- [Aim of the task]: Print out each entry below exactly, please.

- [Material provided]:
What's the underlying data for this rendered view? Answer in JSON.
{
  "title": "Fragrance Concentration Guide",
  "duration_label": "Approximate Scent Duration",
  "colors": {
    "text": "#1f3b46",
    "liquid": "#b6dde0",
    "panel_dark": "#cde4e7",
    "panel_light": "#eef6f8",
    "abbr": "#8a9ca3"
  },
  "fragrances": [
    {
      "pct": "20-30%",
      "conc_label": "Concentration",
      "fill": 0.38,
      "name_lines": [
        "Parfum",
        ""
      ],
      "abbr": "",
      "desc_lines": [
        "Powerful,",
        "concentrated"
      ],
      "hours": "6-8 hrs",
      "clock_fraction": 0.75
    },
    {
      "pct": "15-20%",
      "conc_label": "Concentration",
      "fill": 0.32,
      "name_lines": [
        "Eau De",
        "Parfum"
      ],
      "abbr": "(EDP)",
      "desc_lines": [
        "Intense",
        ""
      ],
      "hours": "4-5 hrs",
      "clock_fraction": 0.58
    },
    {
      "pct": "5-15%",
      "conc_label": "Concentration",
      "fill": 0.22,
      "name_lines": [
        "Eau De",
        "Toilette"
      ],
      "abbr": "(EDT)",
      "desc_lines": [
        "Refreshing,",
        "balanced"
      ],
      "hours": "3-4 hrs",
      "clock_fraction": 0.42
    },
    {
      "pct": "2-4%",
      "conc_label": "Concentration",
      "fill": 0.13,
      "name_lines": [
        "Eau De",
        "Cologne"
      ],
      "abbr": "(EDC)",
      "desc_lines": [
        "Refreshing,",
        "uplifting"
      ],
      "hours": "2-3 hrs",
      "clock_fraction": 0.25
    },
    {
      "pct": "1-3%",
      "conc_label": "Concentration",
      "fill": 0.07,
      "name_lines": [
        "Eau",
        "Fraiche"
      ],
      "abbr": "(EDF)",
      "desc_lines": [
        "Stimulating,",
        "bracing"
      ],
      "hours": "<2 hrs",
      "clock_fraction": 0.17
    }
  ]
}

- [Task response]:
What's the underlying data for this rendered view? Answer in JSON.
{
  "title": "Fragrance Concentration Guide",
  "duration_label": "Approximate Scent Duration",
  "colors": {
    "text": "#1f3b46",
    "liquid": "#b6dde0",
    "panel_dark": "#cde4e7",
    "panel_light": "#eef6f8",
    "abbr": "#8a9ca3"
  },
  "fragrances": [
    {
      "pct": "20-30%",
      "conc_label": "Concentration",
      "fill": 0.38,
      "name_lines": [
        "Parfum",
        ""
      ],
      "abbr": "",
      "desc_lines": [
        "Powerful,",
        "concentrated"
      ],
      "hours": "6-8 hrs",
      "clock_fraction": 0.75
    },
    {
      "pct": "15-20%",
      "conc_label": "Concentration",
      "fill": 0.32,
      "name_lines": [
        "Eau De",
        "Parfum"
      ],
      "abbr": "(EDP)",
      "desc_lines": [
        "Intense",
        ""
      ],
      "hours": "4-5 hrs",
      "clock_fraction": 0.58
    },
    {
      "pct": "5-15%",
      "conc_label": "Concentration",
      "fill": 0.22,
      "name_lines": [
        "Eau De",
        "Toilette"
      ],
      "abbr": "(EDT)",
      "desc_lines": [
        "Refreshing,",
        "balanced"
      ],
      "hours": "3-4 hrs",
      "clock_fraction": 0.42
    },
    {
      "pct": "2-4%",
      "conc_label": "Concentration",
      "fill": 0.13,
      "name_lines": [
        "Eau De",
        "Cologne"
      ],
      "abbr": "(EDC)",
      "desc_lines": [
        "Refreshing,",
        "uplifting"
      ],
      "hours": "2-3 hrs",
      "clock_fraction": 0.25
    },
    {
      "pct": "1-3%",
      "conc_label": "Concentration",
      "fill": 0.07,
      "name_lines": [
        "Eau",
        "Fraiche"
      ],
      "abbr": "(EDF)",
      "desc_lines": [
        "Stimulating,",
        "bracing"
      ],
      "hours": "<2 hrs",
      "clock_fraction": 0.17
    }
  ]
}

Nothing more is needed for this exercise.